** Start TASK DATA **
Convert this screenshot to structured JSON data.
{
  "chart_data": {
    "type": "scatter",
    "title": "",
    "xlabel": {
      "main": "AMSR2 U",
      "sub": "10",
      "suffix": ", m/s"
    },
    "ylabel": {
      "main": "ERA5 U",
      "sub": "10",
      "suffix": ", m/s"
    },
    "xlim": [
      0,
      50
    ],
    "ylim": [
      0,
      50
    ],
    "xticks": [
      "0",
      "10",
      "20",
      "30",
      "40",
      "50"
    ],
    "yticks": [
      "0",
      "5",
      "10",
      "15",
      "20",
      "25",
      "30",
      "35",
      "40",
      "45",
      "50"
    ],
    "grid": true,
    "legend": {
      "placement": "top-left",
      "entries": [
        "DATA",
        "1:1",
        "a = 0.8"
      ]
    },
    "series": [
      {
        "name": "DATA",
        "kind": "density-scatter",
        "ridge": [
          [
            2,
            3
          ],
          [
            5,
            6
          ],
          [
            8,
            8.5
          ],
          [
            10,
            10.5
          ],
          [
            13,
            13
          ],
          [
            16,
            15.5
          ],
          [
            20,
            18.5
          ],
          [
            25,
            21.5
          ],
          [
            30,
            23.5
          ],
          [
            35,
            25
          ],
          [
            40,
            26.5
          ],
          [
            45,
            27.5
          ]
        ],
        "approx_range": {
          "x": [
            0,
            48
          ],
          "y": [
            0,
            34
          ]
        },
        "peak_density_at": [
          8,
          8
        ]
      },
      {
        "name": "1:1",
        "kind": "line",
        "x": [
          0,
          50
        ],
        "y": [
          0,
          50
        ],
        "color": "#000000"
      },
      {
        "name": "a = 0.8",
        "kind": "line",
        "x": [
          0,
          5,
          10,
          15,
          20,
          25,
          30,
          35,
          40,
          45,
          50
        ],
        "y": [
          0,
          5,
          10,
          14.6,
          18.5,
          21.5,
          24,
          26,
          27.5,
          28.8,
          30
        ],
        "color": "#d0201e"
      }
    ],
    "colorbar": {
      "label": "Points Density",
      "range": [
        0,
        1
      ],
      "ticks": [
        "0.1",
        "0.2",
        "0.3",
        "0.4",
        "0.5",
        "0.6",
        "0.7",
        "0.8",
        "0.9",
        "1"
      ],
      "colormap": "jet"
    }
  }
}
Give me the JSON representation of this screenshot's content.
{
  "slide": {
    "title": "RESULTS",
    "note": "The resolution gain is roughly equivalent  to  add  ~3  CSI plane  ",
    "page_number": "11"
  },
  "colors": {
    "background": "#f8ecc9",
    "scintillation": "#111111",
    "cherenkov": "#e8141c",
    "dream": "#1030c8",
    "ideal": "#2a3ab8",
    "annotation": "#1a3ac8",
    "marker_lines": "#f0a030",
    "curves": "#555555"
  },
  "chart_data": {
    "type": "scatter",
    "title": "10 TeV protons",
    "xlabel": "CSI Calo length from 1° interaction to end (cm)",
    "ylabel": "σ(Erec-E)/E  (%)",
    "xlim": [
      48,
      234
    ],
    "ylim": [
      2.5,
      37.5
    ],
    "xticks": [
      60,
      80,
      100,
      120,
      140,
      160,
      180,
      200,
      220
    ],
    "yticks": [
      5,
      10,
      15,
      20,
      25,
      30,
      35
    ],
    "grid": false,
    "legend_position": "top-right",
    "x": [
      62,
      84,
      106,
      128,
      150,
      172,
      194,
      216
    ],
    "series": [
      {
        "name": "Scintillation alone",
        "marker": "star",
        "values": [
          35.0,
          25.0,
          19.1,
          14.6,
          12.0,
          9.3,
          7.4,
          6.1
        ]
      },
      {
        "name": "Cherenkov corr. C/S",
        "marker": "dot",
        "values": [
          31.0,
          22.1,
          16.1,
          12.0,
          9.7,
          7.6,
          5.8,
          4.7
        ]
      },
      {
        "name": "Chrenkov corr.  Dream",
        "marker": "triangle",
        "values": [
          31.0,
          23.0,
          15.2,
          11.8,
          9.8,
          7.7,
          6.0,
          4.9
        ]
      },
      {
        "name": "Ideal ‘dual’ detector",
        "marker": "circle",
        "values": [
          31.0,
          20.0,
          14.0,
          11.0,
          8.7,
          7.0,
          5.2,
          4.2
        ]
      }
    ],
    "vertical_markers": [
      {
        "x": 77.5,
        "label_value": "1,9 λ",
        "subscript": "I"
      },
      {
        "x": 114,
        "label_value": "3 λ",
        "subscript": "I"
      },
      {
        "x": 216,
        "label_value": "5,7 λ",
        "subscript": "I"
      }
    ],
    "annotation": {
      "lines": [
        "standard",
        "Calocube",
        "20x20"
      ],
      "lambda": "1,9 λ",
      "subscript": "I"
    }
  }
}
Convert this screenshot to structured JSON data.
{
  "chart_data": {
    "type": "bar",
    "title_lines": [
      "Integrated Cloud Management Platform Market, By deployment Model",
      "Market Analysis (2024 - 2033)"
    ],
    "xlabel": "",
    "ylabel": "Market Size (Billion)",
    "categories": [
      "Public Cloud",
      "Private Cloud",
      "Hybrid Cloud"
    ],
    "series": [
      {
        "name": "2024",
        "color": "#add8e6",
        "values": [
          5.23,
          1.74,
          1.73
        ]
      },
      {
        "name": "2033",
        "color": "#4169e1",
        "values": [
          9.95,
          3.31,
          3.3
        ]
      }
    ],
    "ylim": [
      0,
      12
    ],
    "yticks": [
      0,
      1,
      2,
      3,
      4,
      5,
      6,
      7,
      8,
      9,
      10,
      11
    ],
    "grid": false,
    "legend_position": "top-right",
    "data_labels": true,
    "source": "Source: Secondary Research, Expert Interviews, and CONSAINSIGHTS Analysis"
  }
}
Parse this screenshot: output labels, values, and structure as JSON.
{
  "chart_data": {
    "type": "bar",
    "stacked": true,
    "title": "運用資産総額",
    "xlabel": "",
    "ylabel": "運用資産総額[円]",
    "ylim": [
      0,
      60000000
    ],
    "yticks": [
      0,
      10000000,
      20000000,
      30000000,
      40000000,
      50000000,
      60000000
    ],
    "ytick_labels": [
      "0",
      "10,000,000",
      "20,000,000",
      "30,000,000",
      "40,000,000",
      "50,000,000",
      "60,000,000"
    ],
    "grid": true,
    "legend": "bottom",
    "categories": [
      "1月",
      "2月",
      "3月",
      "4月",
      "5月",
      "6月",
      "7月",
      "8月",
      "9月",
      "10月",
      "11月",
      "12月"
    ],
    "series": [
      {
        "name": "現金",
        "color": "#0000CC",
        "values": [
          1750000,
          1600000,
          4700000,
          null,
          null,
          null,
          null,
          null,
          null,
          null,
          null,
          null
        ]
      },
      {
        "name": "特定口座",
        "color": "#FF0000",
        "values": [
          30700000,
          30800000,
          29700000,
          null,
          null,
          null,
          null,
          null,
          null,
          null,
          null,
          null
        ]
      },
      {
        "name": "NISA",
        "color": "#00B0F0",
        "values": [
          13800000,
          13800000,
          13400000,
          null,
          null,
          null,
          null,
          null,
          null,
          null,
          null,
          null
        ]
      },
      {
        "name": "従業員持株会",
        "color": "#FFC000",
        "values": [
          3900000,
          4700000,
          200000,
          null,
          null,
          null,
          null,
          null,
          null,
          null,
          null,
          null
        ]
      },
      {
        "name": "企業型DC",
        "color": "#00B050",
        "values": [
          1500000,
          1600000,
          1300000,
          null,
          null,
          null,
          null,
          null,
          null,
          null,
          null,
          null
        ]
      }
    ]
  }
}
** End TASK DATA **
AIM OF THE EXERCISE: Recite the full listing above exactly.

RESPONSE:
Convert this screenshot to structured JSON data.
{
  "chart_data": {
    "type": "scatter",
    "title": "",
    "xlabel": {
      "main": "AMSR2 U",
      "sub": "10",
      "suffix": ", m/s"
    },
    "ylabel": {
      "main": "ERA5 U",
      "sub": "10",
      "suffix": ", m/s"
    },
    "xlim": [
      0,
      50
    ],
    "ylim": [
      0,
      50
    ],
    "xticks": [
      "0",
      "10",
      "20",
      "30",
      "40",
      "50"
    ],
    "yticks": [
      "0",
      "5",
      "10",
      "15",
      "20",
      "25",
      "30",
      "35",
      "40",
      "45",
      "50"
    ],
    "grid": true,
    "legend": {
      "placement": "top-left",
      "entries": [
        "DATA",
        "1:1",
        "a = 0.8"
      ]
    },
    "series": [
      {
        "name": "DATA",
        "kind": "density-scatter",
        "ridge": [
          [
            2,
            3
          ],
          [
            5,
            6
          ],
          [
            8,
            8.5
          ],
          [
            10,
            10.5
          ],
          [
            13,
            13
          ],
          [
            16,
            15.5
          ],
          [
            20,
            18.5
          ],
          [
            25,
            21.5
          ],
          [
            30,
            23.5
          ],
          [
            35,
            25
          ],
          [
            40,
            26.5
          ],
          [
            45,
            27.5
          ]
        ],
        "approx_range": {
          "x": [
            0,
            48
          ],
          "y": [
            0,
            34
          ]
        },
        "peak_density_at": [
          8,
          8
        ]
      },
      {
        "name": "1:1",
        "kind": "line",
        "x": [
          0,
          50
        ],
        "y": [
          0,
          50
        ],
        "color": "#000000"
      },
      {
        "name": "a = 0.8",
        "kind": "line",
        "x": [
          0,
          5,
          10,
          15,
          20,
          25,
          30,
          35,
          40,
          45,
          50
        ],
        "y": [
          0,
          5,
          10,
          14.6,
          18.5,
          21.5,
          24,
          26,
          27.5,
          28.8,
          30
        ],
        "color": "#d0201e"
      }
    ],
    "colorbar": {
      "label": "Points Density",
      "range": [
        0,
        1
      ],
      "ticks": [
        "0.1",
        "0.2",
        "0.3",
        "0.4",
        "0.5",
        "0.6",
        "0.7",
        "0.8",
        "0.9",
        "1"
      ],
      "colormap": "jet"
    }
  }
}
Give me the JSON representation of this screenshot's content.
{
  "slide": {
    "title": "RESULTS",
    "note": "The resolution gain is roughly equivalent  to  add  ~3  CSI plane  ",
    "page_number": "11"
  },
  "colors": {
    "background": "#f8ecc9",
    "scintillation": "#111111",
    "cherenkov": "#e8141c",
    "dream": "#1030c8",
    "ideal": "#2a3ab8",
    "annotation": "#1a3ac8",
    "marker_lines": "#f0a030",
    "curves": "#555555"
  },
  "chart_data": {
    "type": "scatter",
    "title": "10 TeV protons",
    "xlabel": "CSI Calo length from 1° interaction to end (cm)",
    "ylabel": "σ(Erec-E)/E  (%)",
    "xlim": [
      48,
      234
    ],
    "ylim": [
      2.5,
      37.5
    ],
    "xticks": [
      60,
      80,
      100,
      120,
      140,
      160,
      180,
      200,
      220
    ],
    "yticks": [
      5,
      10,
      15,
      20,
      25,
      30,
      35
    ],
    "grid": false,
    "legend_position": "top-right",
    "x": [
      62,
      84,
      106,
      128,
      150,
      172,
      194,
      216
    ],
    "series": [
      {
        "name": "Scintillation alone",
        "marker": "star",
        "values": [
          35.0,
          25.0,
          19.1,
          14.6,
          12.0,
          9.3,
          7.4,
          6.1
        ]
      },
      {
        "name": "Cherenkov corr. C/S",
        "marker": "dot",
        "values": [
          31.0,
          22.1,
          16.1,
          12.0,
          9.7,
          7.6,
          5.8,
          4.7
        ]
      },
      {
        "name": "Chrenkov corr.  Dream",
        "marker": "triangle",
        "values": [
          31.0,
          23.0,
          15.2,
          11.8,
          9.8,
          7.7,
          6.0,
          4.9
        ]
      },
      {
        "name": "Ideal ‘dual’ detector",
        "marker": "circle",
        "values": [
          31.0,
          20.0,
          14.0,
          11.0,
          8.7,
          7.0,
          5.2,
          4.2
        ]
      }
    ],
    "vertical_markers": [
      {
        "x": 77.5,
        "label_value": "1,9 λ",
        "subscript": "I"
      },
      {
        "x": 114,
        "label_value": "3 λ",
        "subscript": "I"
      },
      {
        "x": 216,
        "label_value": "5,7 λ",
        "subscript": "I"
      }
    ],
    "annotation": {
      "lines": [
        "standard",
        "Calocube",
        "20x20"
      ],
      "lambda": "1,9 λ",
      "subscript": "I"
    }
  }
}
Convert this screenshot to structured JSON data.
{
  "chart_data": {
    "type": "bar",
    "title_lines": [
      "Integrated Cloud Management Platform Market, By deployment Model",
      "Market Analysis (2024 - 2033)"
    ],
    "xlabel": "",
    "ylabel": "Market Size (Billion)",
    "categories": [
      "Public Cloud",
      "Private Cloud",
      "Hybrid Cloud"
    ],
    "series": [
      {
        "name": "2024",
        "color": "#add8e6",
        "values": [
          5.23,
          1.74,
          1.73
        ]
      },
      {
        "name": "2033",
        "color": "#4169e1",
        "values": [
          9.95,
          3.31,
          3.3
        ]
      }
    ],
    "ylim": [
      0,
      12
    ],
    "yticks": [
      0,
      1,
      2,
      3,
      4,
      5,
      6,
      7,
      8,
      9,
      10,
      11
    ],
    "grid": false,
    "legend_position": "top-right",
    "data_labels": true,
    "source": "Source: Secondary Research, Expert Interviews, and CONSAINSIGHTS Analysis"
  }
}
Parse this screenshot: output labels, values, and structure as JSON.
{
  "chart_data": {
    "type": "bar",
    "stacked": true,
    "title": "運用資産総額",
    "xlabel": "",
    "ylabel": "運用資産総額[円]",
    "ylim": [
      0,
      60000000
    ],
    "yticks": [
      0,
      10000000,
      20000000,
      30000000,
      40000000,
      50000000,
      60000000
    ],
    "ytick_labels": [
      "0",
      "10,000,000",
      "20,000,000",
      "30,000,000",
      "40,000,000",
      "50,000,000",
      "60,000,000"
    ],
    "grid": true,
    "legend": "bottom",
    "categories": [
      "1月",
      "2月",
      "3月",
      "4月",
      "5月",
      "6月",
      "7月",
      "8月",
      "9月",
      "10月",
      "11月",
      "12月"
    ],
    "series": [
      {
        "name": "現金",
        "color": "#0000CC",
        "values": [
          1750000,
          1600000,
          4700000,
          null,
          null,
          null,
          null,
          null,
          null,
          null,
          null,
          null
        ]
      },
      {
        "name": "特定口座",
        "color": "#FF0000",
        "values": [
          30700000,
          30800000,
          29700000,
          null,
          null,
          null,
          null,
          null,
          null,
          null,
          null,
          null
        ]
      },
      {
        "name": "NISA",
        "color": "#00B0F0",
        "values": [
          13800000,
          13800000,
          13400000,
          null,
          null,
          null,
          null,
          null,
          null,
          null,
          null,
          null
        ]
      },
      {
        "name": "従業員持株会",
        "color": "#FFC000",
        "values": [
          3900000,
          4700000,
          200000,
          null,
          null,
          null,
          null,
          null,
          null,
          null,
          null,
          null
        ]
      },
      {
        "name": "企業型DC",
        "color": "#00B050",
        "values": [
          1500000,
          1600000,
          1300000,
          null,
          null,
          null,
          null,
          null,
          null,
          null,
          null,
          null
        ]
      }
    ]
  }
}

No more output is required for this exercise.